Stored data
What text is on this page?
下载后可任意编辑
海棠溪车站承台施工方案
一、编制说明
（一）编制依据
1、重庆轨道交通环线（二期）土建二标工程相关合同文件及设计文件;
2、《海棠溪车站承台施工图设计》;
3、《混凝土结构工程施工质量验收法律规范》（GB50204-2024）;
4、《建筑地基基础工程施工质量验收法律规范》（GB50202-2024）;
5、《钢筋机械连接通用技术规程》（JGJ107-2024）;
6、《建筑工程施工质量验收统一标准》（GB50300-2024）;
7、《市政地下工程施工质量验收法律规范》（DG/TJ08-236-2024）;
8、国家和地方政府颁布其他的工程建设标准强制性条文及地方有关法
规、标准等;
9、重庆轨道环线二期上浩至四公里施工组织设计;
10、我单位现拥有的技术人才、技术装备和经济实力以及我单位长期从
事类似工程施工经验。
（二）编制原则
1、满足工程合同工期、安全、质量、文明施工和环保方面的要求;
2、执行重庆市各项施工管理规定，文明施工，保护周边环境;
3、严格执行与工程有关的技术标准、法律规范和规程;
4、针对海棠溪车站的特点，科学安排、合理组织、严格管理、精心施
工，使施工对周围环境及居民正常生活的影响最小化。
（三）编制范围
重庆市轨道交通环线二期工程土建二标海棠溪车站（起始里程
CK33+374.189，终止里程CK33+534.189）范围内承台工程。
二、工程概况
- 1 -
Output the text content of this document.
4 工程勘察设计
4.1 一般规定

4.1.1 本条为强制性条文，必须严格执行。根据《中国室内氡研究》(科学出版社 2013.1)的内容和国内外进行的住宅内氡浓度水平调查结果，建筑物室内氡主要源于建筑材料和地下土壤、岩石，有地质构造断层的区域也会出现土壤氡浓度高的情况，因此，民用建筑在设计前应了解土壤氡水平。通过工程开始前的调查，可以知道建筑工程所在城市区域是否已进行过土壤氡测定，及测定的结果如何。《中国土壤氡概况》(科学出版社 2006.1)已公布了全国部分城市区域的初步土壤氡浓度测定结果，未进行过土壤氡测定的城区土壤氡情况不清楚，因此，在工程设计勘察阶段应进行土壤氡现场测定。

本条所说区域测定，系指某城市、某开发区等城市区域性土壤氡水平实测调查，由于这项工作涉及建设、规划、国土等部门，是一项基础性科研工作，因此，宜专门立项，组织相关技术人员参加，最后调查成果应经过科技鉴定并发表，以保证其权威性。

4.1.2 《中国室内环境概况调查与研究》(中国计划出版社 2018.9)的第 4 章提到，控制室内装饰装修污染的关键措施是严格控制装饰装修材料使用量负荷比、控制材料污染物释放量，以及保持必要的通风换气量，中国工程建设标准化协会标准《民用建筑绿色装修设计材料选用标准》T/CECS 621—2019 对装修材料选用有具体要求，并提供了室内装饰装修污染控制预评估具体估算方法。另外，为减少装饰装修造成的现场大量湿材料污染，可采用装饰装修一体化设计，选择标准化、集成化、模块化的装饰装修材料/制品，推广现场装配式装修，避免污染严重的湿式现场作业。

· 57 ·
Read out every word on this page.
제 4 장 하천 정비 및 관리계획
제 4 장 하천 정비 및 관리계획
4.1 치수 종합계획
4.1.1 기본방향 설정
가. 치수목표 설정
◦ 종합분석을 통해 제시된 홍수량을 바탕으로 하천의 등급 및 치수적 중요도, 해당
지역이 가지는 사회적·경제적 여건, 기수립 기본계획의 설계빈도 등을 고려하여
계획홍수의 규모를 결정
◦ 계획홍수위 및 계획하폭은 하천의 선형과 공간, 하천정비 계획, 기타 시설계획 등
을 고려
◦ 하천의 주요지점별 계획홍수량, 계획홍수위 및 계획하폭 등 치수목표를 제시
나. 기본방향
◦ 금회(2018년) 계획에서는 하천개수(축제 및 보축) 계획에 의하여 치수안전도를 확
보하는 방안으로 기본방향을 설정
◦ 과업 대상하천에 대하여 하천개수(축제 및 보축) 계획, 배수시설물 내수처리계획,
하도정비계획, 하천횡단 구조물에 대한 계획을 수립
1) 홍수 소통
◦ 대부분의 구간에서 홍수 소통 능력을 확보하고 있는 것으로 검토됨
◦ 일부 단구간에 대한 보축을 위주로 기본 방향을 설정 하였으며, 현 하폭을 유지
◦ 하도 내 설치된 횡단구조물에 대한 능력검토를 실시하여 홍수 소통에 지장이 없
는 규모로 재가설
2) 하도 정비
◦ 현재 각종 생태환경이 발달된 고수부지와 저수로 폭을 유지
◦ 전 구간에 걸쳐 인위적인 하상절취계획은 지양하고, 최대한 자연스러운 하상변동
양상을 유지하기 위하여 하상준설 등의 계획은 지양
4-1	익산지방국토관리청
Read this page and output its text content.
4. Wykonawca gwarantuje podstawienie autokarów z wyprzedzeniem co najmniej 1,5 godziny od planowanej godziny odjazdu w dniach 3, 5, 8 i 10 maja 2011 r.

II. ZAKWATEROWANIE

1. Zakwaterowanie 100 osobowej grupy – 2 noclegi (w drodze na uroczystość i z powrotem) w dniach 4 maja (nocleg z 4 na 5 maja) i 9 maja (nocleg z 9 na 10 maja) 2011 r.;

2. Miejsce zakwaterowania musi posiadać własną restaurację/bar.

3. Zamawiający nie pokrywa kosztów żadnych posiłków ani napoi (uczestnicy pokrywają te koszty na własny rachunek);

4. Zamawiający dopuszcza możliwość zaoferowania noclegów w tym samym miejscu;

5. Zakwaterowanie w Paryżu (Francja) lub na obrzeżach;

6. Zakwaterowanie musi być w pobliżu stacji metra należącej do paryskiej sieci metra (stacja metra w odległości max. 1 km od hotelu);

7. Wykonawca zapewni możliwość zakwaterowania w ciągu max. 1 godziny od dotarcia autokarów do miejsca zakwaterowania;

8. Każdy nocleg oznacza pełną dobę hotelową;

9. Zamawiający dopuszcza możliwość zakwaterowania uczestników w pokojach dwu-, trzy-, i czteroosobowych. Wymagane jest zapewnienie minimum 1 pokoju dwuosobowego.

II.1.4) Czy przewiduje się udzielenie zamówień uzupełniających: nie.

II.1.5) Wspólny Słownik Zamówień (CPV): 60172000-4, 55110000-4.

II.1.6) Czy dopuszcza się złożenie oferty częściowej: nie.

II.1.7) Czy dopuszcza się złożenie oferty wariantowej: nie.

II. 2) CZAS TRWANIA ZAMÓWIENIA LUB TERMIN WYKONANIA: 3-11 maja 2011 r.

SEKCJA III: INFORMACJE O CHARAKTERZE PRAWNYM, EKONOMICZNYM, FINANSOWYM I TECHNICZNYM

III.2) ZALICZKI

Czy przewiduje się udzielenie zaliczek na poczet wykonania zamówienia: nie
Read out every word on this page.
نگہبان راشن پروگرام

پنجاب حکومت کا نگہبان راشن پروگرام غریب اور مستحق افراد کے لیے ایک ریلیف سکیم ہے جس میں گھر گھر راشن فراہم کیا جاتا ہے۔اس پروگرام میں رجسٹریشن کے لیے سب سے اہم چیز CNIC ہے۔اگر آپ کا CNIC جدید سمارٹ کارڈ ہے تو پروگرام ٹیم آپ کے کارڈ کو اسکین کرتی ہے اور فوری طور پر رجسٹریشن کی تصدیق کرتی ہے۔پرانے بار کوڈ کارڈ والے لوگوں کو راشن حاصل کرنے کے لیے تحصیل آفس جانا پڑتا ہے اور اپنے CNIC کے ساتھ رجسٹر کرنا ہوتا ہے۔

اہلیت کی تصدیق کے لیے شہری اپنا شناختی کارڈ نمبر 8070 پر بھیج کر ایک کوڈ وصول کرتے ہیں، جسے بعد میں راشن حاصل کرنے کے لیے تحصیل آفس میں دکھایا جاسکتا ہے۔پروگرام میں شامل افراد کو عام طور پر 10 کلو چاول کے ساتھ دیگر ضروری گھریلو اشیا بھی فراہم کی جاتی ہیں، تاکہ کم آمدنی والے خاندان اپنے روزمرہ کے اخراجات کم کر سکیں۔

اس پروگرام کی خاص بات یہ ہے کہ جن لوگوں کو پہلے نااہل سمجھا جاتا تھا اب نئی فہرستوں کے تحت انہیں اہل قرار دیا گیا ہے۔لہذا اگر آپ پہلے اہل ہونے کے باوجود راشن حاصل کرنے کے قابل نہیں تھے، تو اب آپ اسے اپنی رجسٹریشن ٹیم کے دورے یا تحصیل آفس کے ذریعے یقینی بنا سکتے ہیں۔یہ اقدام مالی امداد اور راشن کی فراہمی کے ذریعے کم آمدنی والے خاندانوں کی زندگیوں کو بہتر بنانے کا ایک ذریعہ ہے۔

• _Exercise prompt_
Tally the lines of the listing in which the word "آمدنی" occurs, and state the total alone.

• _Task output_
2